# Long lasting teething treats?



## badbananas (Nov 4, 2014)

What are some long lasting teething treats?

Right now mako is teething baaaad. 

I've been trying to find a good teething treat, preferably something that doesn't have raw hide. He loves the BB wilderness dental bones and beef tendons, but they're kind of pricey for how many you get. I'm looking for something similar. Something he can chew for a while, can offer daily or every other day, and isn't too pricey. 

Also any teething toys you highly recommend will be greatly appreciated. Right now he is getting my daughters old hard plastic teething toys (of course supervised). He doesn't seem to care for nylabones. He will chew on sticks (and not eat. Just chew) but it is messy!


----------



## car2ner (Apr 9, 2014)

I have given my pup cleaned plastic milk cartons and juice bottles. Free is good and can be fun for a day or two. 

I buy bully sticks from Chewy.com and Best Bully Sticks by balk. It is a lot up front but in the long run it is a more reasonable price. 

I was just looking at my dogs collection of dog's chew toys, his antler, his Nylabone, his squeeky bone and a now empty marrow bone. They all look pristine because he doesn't just settle down and chew them. He likes best the Kong squeeky balls. But I have to watch them because a strong chewer will break them apart.


----------



## Bella67 (Jun 22, 2014)

::::::::

> [Given exercise 1]
Answer these questions from the teething-treats thread, one answer per line:
(a) Which two treats does Mako love that the first poster finds pricey for the amount you get?
(b) From which two sellers does car2ner buy bully sticks?
(c) What free items has car2ner given the pup?
> [Given exercise 2] From the teething-treats thread, list every chew toy named in car2ner's description of the dog's collection.
> [Given exercise 3] Resume the teething-treats thread by writing the reply from Bella67 that follows its final heading.

> [Provided material]

::::::::

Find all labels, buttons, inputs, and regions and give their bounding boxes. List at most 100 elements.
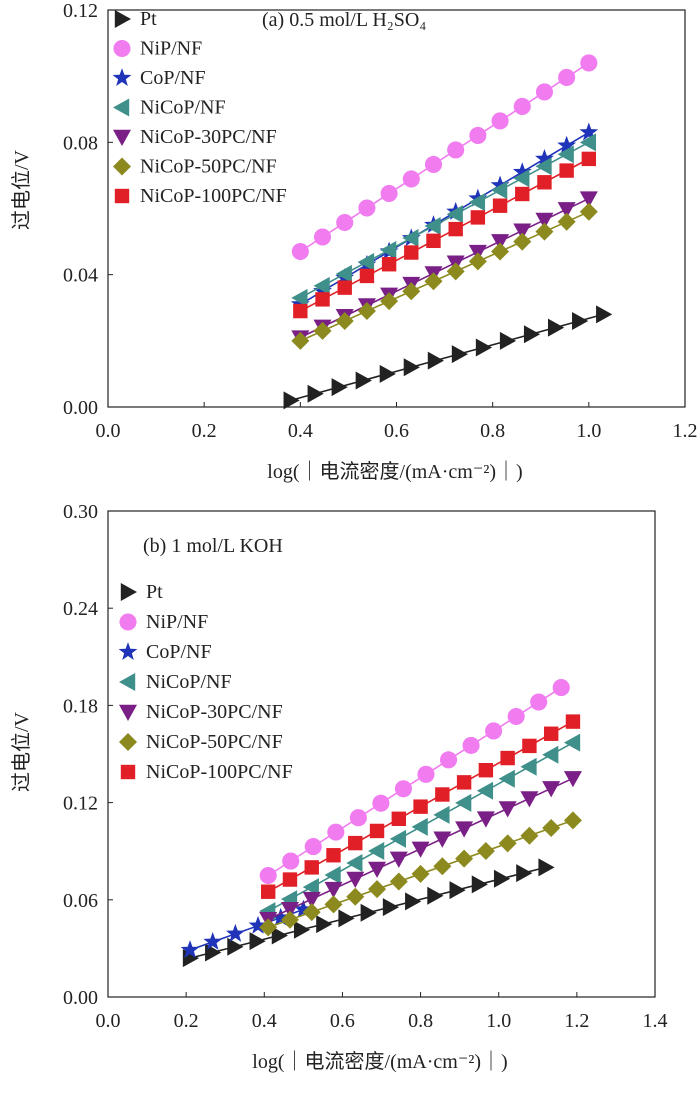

::::::::

> [Written response 1]
(a) BB wilderness dental bones and beef tendons
(b) Chewy.com and Best Bully Sticks by balk
(c) Cleaned plastic milk cartons and juice bottles

> [Written response 2]
- Antler
- Nylabone
- Squeeky bone
- Marrow bone (now empty)

> [Written response 3]
For my dog as a puppy, she used the kong with the treats inside it, nylabones, deer antlers, and a ball from the chuck-it! collection. Some were pricy but worth well worth it! I also would recommend putting a wet wash cloth in the freezer, let it freeze then let him chew on it but watch him while chewing it, and give him icecubs, those will help to. I also heard you can boil the nylabones in beef broth to help give that tasting flavor to make the dog more interested in chewing it. Good luck!


----------



## Shade (Feb 20, 2012)

Frozen raw marrow bones and knuckle bones. They last a while and pups love them, just supervise to make sure they're not chewing too aggressively. Frozen raw carrots, frozen stuffed kongs, I fed beef tendons as well frozen though only a few a week because they did give him diarrhea if fed too often


----------



## Fate_GSD (Oct 9, 2014)

After all of the Nylabones, Bully Sticks, Kongs, Antlers were bought, it was discovered that Fate enjoyed one gallon plastic jugs just as well.


----------



## KayDub (May 4, 2014)

There's always the old fashioned ice cubes or blocks to help numb the gums. Just monitor your dog with them. As always it's the cheapest route.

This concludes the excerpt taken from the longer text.